• _Instructions to follow_
Transcribe each record exactly. Include every one.

========================================

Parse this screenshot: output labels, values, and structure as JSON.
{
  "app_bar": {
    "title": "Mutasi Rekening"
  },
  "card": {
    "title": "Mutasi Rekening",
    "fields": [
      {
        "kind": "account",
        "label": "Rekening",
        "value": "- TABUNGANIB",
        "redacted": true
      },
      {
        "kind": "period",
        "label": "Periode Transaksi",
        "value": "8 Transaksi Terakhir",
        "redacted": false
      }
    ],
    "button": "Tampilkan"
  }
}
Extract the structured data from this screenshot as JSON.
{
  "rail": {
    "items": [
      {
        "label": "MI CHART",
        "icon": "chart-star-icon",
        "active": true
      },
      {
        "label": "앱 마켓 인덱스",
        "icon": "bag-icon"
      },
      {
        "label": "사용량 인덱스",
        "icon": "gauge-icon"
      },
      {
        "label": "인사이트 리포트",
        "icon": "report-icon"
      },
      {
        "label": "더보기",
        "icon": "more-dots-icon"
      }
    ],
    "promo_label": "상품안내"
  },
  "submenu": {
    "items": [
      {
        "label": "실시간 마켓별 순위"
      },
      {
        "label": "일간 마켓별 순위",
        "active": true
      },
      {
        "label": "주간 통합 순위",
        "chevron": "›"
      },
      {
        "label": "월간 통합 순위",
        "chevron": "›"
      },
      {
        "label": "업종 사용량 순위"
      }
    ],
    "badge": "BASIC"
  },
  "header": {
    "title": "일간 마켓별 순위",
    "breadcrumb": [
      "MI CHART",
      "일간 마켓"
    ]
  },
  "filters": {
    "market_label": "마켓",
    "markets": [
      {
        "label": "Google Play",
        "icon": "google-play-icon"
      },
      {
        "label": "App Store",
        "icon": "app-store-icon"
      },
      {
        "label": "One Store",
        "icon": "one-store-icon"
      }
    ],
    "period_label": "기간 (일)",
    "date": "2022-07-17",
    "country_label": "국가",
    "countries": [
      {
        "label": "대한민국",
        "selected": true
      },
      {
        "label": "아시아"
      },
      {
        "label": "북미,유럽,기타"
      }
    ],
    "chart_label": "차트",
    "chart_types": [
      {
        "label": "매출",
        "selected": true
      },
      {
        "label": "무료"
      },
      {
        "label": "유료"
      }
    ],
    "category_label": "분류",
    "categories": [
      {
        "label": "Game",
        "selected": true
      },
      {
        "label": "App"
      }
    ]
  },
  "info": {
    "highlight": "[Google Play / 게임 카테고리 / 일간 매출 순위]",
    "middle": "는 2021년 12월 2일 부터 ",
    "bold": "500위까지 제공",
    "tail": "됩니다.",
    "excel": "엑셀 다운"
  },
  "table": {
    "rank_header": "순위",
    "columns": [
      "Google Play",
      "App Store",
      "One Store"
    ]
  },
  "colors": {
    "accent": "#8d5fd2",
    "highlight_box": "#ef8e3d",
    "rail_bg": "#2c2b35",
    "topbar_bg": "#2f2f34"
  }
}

========================================

• _In response_
Parse this screenshot: output labels, values, and structure as JSON.
{
  "app_bar": {
    "title": "Mutasi Rekening"
  },
  "card": {
    "title": "Mutasi Rekening",
    "fields": [
      {
        "kind": "account",
        "label": "Rekening",
        "value": "- TABUNGANIB",
        "redacted": true
      },
      {
        "kind": "period",
        "label": "Periode Transaksi",
        "value": "8 Transaksi Terakhir",
        "redacted": false
      }
    ],
    "button": "Tampilkan"
  }
}
Extract the structured data from this screenshot as JSON.
{
  "rail": {
    "items": [
      {
        "label": "MI CHART",
        "icon": "chart-star-icon",
        "active": true
      },
      {
        "label": "앱 마켓 인덱스",
        "icon": "bag-icon"
      },
      {
        "label": "사용량 인덱스",
        "icon": "gauge-icon"
      },
      {
        "label": "인사이트 리포트",
        "icon": "report-icon"
      },
      {
        "label": "더보기",
        "icon": "more-dots-icon"
      }
    ],
    "promo_label": "상품안내"
  },
  "submenu": {
    "items": [
      {
        "label": "실시간 마켓별 순위"
      },
      {
        "label": "일간 마켓별 순위",
        "active": true
      },
      {
        "label": "주간 통합 순위",
        "chevron": "›"
      },
      {
        "label": "월간 통합 순위",
        "chevron": "›"
      },
      {
        "label": "업종 사용량 순위"
      }
    ],
    "badge": "BASIC"
  },
  "header": {
    "title": "일간 마켓별 순위",
    "breadcrumb": [
      "MI CHART",
      "일간 마켓"
    ]
  },
  "filters": {
    "market_label": "마켓",
    "markets": [
      {
        "label": "Google Play",
        "icon": "google-play-icon"
      },
      {
        "label": "App Store",
        "icon": "app-store-icon"
      },
      {
        "label": "One Store",
        "icon": "one-store-icon"
      }
    ],
    "period_label": "기간 (일)",
    "date": "2022-07-17",
    "country_label": "국가",
    "countries": [
      {
        "label": "대한민국",
        "selected": true
      },
      {
        "label": "아시아"
      },
      {
        "label": "북미,유럽,기타"
      }
    ],
    "chart_label": "차트",
    "chart_types": [
      {
        "label": "매출",
        "selected": true
      },
      {
        "label": "무료"
      },
      {
        "label": "유료"
      }
    ],
    "category_label": "분류",
    "categories": [
      {
        "label": "Game",
        "selected": true
      },
      {
        "label": "App"
      }
    ]
  },
  "info": {
    "highlight": "[Google Play / 게임 카테고리 / 일간 매출 순위]",
    "middle": "는 2021년 12월 2일 부터 ",
    "bold": "500위까지 제공",
    "tail": "됩니다.",
    "excel": "엑셀 다운"
  },
  "table": {
    "rank_header": "순위",
    "columns": [
      "Google Play",
      "App Store",
      "One Store"
    ]
  },
  "colors": {
    "accent": "#8d5fd2",
    "highlight_box": "#ef8e3d",
    "rail_bg": "#2c2b35",
    "topbar_bg": "#2f2f34"
  }
}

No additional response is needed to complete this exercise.